*Goal*
Every line containing the word "JSON" needs to be found and copied.

*Supplied records*
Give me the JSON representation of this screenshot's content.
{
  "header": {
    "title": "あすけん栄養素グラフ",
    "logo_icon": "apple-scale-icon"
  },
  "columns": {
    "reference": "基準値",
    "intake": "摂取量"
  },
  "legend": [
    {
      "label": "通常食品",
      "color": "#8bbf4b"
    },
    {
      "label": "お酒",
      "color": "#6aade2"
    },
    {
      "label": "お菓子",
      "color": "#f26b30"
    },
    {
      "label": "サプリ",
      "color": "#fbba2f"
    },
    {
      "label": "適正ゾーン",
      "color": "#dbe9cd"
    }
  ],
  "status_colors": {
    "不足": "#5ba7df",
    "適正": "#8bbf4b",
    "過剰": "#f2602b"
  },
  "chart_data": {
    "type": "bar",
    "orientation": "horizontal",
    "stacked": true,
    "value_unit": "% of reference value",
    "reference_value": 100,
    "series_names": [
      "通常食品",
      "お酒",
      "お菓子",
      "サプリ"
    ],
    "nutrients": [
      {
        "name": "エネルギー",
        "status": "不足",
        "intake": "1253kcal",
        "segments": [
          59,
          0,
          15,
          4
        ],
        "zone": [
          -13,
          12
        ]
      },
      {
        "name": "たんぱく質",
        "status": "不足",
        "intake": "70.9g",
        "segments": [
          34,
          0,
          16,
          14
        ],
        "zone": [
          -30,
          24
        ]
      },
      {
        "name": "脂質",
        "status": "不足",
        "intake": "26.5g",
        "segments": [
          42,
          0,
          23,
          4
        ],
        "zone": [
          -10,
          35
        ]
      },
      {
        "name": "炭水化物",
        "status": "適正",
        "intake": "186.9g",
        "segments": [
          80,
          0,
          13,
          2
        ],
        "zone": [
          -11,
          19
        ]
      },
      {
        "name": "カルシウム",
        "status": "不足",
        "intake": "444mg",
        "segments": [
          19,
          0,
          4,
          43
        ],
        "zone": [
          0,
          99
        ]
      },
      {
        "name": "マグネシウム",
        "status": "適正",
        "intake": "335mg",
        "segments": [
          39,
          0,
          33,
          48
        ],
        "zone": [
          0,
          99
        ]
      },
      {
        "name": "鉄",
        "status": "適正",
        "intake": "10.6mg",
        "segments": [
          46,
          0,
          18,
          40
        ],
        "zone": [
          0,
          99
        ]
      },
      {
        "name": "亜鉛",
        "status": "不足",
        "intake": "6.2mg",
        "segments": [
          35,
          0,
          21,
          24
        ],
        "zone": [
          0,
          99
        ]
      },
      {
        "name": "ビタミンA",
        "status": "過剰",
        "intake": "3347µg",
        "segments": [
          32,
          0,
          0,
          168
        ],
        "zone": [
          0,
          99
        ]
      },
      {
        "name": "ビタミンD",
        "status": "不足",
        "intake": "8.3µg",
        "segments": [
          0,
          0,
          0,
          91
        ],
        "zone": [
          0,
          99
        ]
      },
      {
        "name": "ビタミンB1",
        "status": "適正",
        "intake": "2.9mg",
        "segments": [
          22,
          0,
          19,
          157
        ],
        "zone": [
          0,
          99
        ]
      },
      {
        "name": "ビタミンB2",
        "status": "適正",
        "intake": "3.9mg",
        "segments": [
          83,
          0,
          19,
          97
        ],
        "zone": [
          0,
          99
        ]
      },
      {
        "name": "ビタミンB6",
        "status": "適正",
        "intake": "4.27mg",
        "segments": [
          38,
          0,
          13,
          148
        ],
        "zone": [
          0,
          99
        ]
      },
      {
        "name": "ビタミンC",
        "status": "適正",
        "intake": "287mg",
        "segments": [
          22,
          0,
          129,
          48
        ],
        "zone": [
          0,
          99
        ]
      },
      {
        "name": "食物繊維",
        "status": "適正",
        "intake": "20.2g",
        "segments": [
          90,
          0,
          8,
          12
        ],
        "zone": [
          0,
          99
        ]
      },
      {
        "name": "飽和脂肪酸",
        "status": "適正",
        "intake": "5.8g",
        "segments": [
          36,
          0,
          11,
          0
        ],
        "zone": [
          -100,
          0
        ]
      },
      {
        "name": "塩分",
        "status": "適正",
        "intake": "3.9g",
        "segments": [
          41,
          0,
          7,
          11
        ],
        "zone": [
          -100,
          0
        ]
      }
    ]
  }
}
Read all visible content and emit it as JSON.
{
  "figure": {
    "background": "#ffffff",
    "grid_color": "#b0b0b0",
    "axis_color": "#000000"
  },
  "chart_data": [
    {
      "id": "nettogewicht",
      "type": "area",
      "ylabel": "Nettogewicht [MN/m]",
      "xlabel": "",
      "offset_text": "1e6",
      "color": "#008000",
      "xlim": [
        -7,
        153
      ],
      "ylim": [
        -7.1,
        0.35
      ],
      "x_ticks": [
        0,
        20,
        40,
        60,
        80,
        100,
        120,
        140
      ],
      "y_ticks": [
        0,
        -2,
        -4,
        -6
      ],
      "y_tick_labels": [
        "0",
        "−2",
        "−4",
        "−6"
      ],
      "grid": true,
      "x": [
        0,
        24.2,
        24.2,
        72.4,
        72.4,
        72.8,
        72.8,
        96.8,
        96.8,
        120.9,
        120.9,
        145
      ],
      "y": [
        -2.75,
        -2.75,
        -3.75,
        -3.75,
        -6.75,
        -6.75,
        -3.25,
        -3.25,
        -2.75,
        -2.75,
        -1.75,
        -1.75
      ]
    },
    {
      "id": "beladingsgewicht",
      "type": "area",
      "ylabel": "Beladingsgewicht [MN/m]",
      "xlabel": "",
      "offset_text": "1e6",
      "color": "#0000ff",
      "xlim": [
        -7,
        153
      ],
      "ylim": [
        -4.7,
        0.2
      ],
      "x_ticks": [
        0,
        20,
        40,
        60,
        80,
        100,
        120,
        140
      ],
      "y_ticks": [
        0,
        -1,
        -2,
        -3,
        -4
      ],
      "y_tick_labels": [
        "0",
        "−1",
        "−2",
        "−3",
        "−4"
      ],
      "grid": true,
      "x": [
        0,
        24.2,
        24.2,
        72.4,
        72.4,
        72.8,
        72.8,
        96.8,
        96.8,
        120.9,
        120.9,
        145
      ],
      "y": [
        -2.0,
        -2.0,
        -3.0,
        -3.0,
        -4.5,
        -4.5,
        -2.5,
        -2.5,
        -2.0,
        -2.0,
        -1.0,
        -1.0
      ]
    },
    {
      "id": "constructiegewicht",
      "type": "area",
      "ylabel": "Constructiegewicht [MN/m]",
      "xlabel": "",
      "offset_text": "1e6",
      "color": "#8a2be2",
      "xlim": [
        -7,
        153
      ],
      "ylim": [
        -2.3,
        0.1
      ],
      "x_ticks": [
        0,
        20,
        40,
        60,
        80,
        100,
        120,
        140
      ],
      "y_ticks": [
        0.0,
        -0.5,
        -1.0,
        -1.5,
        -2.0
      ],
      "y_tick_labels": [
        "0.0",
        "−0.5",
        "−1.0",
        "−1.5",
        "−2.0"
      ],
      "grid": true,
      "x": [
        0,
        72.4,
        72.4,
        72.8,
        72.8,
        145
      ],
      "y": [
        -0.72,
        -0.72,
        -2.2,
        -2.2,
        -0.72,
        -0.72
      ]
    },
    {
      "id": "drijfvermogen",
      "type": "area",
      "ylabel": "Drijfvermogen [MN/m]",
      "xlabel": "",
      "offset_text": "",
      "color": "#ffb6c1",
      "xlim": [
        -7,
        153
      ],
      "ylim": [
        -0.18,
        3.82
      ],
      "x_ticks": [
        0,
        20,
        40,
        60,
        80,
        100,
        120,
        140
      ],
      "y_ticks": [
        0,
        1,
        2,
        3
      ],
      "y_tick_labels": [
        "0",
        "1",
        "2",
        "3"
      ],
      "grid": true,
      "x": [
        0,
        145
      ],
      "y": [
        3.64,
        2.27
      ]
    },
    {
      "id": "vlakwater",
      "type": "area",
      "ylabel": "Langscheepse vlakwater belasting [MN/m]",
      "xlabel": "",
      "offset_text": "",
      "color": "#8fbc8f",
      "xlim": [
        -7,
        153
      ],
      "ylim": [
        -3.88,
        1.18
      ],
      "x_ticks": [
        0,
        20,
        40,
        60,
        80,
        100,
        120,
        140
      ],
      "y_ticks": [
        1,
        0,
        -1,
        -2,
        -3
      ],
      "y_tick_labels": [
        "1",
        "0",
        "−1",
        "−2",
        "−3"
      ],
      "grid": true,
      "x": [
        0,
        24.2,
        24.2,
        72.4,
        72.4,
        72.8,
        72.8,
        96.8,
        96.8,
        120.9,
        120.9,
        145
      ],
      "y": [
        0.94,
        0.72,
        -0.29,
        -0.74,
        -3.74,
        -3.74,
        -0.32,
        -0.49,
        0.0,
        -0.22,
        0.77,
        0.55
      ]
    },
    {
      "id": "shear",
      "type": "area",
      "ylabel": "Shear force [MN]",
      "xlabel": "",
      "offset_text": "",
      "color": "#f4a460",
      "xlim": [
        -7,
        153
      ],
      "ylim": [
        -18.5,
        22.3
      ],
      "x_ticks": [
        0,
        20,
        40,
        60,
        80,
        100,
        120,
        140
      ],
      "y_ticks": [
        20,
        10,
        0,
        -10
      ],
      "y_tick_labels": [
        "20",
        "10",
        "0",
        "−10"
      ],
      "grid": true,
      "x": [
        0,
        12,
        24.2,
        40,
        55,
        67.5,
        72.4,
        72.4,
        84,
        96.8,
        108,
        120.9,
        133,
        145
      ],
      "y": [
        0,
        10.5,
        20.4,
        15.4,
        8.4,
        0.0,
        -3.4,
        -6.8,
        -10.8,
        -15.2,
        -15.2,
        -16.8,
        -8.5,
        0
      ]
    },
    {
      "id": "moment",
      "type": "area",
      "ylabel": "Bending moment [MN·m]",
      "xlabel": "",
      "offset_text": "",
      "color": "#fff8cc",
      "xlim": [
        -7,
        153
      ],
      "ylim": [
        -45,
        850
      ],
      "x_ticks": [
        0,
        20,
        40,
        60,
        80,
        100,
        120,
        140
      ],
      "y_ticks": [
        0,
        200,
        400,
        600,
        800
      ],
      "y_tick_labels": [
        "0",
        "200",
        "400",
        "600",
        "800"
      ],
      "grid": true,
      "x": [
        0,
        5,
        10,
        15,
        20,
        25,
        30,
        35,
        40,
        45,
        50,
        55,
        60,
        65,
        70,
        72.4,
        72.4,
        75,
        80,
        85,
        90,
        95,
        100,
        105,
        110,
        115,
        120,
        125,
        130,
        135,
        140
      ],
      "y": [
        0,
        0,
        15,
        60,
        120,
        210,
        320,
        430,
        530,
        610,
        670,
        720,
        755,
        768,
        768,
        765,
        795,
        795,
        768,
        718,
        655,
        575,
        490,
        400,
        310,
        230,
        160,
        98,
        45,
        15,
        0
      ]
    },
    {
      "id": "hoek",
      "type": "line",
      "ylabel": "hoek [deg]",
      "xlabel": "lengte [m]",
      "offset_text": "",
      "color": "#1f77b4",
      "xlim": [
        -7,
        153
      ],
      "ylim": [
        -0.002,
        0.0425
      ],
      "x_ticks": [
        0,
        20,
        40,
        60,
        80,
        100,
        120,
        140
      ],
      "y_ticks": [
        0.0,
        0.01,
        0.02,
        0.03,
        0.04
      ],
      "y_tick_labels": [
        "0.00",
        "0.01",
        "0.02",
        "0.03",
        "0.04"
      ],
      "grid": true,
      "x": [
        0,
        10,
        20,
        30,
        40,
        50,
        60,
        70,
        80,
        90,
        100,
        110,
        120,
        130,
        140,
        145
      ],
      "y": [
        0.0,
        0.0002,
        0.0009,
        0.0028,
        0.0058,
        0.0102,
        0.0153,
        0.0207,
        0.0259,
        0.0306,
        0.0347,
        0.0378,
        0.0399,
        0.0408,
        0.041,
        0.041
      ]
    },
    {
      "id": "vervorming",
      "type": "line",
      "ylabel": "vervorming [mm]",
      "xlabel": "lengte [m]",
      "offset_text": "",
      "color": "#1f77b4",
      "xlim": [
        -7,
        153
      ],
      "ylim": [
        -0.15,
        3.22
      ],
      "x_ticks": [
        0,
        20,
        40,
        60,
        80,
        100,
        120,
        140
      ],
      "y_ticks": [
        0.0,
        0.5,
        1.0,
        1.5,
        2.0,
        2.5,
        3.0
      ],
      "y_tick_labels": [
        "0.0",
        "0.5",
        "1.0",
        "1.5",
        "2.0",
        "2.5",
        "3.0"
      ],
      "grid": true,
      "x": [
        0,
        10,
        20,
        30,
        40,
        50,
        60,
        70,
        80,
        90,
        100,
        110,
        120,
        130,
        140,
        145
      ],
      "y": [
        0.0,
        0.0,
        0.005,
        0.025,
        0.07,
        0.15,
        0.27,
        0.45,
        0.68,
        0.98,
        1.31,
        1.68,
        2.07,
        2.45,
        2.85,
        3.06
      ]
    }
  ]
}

*Task result*
Give me the JSON representation of this screenshot's content.
Read all visible content and emit it as JSON.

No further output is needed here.